• **EXERCISE DIRECTIONS**
Make an exact copy of the entries below.

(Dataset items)
"""
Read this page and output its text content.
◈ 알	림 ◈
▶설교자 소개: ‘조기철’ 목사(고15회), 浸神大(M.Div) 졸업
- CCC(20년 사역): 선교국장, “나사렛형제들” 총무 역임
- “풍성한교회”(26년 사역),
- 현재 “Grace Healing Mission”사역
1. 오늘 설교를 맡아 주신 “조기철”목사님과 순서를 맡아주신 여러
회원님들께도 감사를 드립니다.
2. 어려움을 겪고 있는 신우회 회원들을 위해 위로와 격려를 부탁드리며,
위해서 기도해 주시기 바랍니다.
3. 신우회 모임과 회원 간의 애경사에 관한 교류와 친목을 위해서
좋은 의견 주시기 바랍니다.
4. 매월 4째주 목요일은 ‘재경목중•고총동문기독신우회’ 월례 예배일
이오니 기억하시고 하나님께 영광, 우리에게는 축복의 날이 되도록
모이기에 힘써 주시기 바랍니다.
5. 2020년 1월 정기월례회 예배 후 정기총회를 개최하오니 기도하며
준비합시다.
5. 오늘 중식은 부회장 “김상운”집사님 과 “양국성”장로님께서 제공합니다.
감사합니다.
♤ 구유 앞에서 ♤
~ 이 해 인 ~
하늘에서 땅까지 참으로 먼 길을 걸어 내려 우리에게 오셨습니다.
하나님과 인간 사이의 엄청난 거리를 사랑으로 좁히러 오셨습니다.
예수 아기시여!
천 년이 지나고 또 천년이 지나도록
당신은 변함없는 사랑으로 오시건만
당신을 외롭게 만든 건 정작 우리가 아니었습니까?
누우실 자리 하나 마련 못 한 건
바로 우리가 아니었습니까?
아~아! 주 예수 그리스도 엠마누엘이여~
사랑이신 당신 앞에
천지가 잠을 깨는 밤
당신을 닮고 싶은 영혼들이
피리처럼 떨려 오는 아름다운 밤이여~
"""
• **SOLUTION TO THIS EXERCISE**
Read this page and output its text content.
◈ 알	림 ◈
▶설교자 소개: ‘조기철’ 목사(고15회), 浸神大(M.Div) 졸업
- CCC(20년 사역): 선교국장, “나사렛형제들” 총무 역임
- “풍성한교회”(26년 사역),
- 현재 “Grace Healing Mission”사역
1. 오늘 설교를 맡아 주신 “조기철”목사님과 순서를 맡아주신 여러
회원님들께도 감사를 드립니다.
2. 어려움을 겪고 있는 신우회 회원들을 위해 위로와 격려를 부탁드리며,
위해서 기도해 주시기 바랍니다.
3. 신우회 모임과 회원 간의 애경사에 관한 교류와 친목을 위해서
좋은 의견 주시기 바랍니다.
4. 매월 4째주 목요일은 ‘재경목중•고총동문기독신우회’ 월례 예배일
이오니 기억하시고 하나님께 영광, 우리에게는 축복의 날이 되도록
모이기에 힘써 주시기 바랍니다.
5. 2020년 1월 정기월례회 예배 후 정기총회를 개최하오니 기도하며
준비합시다.
5. 오늘 중식은 부회장 “김상운”집사님 과 “양국성”장로님께서 제공합니다.
감사합니다.
♤ 구유 앞에서 ♤
~ 이 해 인 ~
하늘에서 땅까지 참으로 먼 길을 걸어 내려 우리에게 오셨습니다.
하나님과 인간 사이의 엄청난 거리를 사랑으로 좁히러 오셨습니다.
예수 아기시여!
천 년이 지나고 또 천년이 지나도록
당신은 변함없는 사랑으로 오시건만
당신을 외롭게 만든 건 정작 우리가 아니었습니까?
누우실 자리 하나 마련 못 한 건
바로 우리가 아니었습니까?
아~아! 주 예수 그리스도 엠마누엘이여~
사랑이신 당신 앞에
천지가 잠을 깨는 밤
당신을 닮고 싶은 영혼들이
피리처럼 떨려 오는 아름다운 밤이여~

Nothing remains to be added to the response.